> _Exercise requirements_
Go through the lines below. Copy those with "name".

[Records from a collection of figures]
↓↓↓
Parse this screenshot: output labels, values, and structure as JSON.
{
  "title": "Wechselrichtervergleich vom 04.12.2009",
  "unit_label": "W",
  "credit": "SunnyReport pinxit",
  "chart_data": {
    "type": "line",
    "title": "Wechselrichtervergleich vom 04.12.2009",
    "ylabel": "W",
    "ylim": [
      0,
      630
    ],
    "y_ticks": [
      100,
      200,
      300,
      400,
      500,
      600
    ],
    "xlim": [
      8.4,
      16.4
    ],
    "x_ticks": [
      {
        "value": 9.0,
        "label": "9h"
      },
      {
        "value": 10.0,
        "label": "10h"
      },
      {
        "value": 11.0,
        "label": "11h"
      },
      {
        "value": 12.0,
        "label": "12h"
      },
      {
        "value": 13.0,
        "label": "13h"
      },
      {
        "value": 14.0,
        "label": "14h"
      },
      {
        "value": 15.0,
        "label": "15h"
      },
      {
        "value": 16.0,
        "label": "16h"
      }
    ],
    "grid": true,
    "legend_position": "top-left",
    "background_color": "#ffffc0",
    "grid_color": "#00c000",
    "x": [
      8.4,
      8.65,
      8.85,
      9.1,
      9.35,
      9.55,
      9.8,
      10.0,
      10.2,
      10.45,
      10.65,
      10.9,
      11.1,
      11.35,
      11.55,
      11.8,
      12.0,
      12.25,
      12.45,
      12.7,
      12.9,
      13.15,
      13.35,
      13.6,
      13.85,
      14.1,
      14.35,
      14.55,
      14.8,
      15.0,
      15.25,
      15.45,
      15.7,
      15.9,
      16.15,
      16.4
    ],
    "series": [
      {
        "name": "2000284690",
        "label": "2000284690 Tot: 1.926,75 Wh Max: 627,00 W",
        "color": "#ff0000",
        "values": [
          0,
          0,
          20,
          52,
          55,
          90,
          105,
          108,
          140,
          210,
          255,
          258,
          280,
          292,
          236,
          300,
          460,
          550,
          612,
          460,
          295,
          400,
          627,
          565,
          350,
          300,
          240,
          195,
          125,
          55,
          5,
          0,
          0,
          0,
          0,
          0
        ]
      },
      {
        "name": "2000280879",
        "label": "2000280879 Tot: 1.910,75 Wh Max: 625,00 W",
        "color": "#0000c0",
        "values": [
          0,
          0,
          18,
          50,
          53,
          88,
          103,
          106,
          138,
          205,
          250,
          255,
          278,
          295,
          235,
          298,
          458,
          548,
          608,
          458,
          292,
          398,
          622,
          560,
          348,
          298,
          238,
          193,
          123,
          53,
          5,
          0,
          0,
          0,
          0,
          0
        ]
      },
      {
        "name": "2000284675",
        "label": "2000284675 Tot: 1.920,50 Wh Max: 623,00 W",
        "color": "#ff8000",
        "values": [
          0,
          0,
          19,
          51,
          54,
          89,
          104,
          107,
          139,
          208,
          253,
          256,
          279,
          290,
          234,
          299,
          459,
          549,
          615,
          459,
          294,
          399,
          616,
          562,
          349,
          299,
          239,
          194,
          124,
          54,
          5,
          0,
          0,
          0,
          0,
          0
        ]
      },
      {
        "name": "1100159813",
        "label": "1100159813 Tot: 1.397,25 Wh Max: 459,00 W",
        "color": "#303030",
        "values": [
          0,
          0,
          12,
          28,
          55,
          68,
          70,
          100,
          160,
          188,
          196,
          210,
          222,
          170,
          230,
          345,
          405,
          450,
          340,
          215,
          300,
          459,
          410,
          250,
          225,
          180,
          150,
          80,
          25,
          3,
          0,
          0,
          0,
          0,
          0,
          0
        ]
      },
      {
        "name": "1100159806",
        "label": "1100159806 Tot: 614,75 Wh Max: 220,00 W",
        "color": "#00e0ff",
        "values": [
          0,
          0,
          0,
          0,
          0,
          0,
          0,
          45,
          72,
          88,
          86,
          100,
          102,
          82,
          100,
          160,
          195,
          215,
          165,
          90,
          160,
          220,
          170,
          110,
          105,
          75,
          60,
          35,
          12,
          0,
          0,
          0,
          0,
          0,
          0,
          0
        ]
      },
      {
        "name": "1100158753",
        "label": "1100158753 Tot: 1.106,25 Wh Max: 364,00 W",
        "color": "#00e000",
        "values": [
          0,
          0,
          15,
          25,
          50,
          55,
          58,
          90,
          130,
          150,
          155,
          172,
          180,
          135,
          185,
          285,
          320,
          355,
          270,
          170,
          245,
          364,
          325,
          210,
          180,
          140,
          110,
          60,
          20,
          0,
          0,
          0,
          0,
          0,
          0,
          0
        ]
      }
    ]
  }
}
↑↑↑
> _Solution to the problem_
        "name": "2000284690",
        "name": "2000280879",
        "name": "2000284675",
        "name": "1100159813",
        "name": "1100159806",
        "name": "1100158753",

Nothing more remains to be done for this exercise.